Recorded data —

┄┄┄┄┄┄┄┄┄┄

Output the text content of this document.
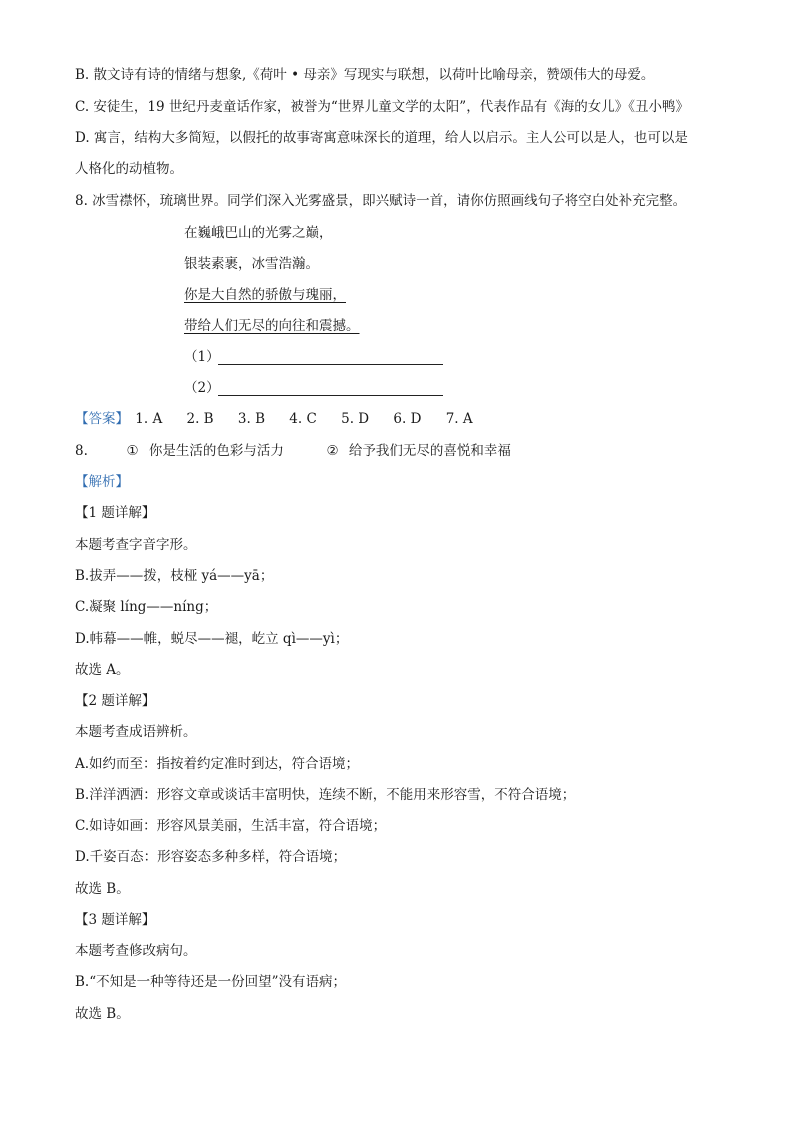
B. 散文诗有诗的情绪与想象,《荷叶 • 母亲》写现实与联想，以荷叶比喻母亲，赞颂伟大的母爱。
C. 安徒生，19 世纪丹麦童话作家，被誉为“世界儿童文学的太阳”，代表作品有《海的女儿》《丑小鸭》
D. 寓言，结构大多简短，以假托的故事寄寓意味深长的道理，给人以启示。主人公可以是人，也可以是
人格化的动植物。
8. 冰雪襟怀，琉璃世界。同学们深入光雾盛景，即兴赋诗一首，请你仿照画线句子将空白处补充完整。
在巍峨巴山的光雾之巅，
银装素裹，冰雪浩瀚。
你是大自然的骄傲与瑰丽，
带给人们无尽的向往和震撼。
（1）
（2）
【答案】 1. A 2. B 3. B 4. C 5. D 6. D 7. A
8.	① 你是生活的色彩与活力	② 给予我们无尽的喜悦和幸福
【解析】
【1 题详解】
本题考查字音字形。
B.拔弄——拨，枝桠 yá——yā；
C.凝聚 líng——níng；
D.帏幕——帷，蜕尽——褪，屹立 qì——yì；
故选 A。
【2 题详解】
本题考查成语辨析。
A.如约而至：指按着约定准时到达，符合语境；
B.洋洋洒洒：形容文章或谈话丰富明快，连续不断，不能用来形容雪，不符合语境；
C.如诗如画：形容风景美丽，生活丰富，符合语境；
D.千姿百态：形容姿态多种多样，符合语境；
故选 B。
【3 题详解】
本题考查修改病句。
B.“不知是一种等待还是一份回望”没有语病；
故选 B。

┄┄┄┄┄┄┄┄┄┄

Exercise prompt — Transcribe all the lines above exactly, apart from the pictures.

Solution to this exercise —
Output the text content of this document.
B. 散文诗有诗的情绪与想象,《荷叶 • 母亲》写现实与联想，以荷叶比喻母亲，赞颂伟大的母爱。
C. 安徒生，19 世纪丹麦童话作家，被誉为“世界儿童文学的太阳”，代表作品有《海的女儿》《丑小鸭》
D. 寓言，结构大多简短，以假托的故事寄寓意味深长的道理，给人以启示。主人公可以是人，也可以是
人格化的动植物。
8. 冰雪襟怀，琉璃世界。同学们深入光雾盛景，即兴赋诗一首，请你仿照画线句子将空白处补充完整。
在巍峨巴山的光雾之巅，
银装素裹，冰雪浩瀚。
你是大自然的骄傲与瑰丽，
带给人们无尽的向往和震撼。
（1）
（2）
【答案】 1. A 2. B 3. B 4. C 5. D 6. D 7. A
8.	① 你是生活的色彩与活力	② 给予我们无尽的喜悦和幸福
【解析】
【1 题详解】
本题考查字音字形。
B.拔弄——拨，枝桠 yá——yā；
C.凝聚 líng——níng；
D.帏幕——帷，蜕尽——褪，屹立 qì——yì；
故选 A。
【2 题详解】
本题考查成语辨析。
A.如约而至：指按着约定准时到达，符合语境；
B.洋洋洒洒：形容文章或谈话丰富明快，连续不断，不能用来形容雪，不符合语境；
C.如诗如画：形容风景美丽，生活丰富，符合语境；
D.千姿百态：形容姿态多种多样，符合语境；
故选 B。
【3 题详解】
本题考查修改病句。
B.“不知是一种等待还是一份回望”没有语病；
故选 B。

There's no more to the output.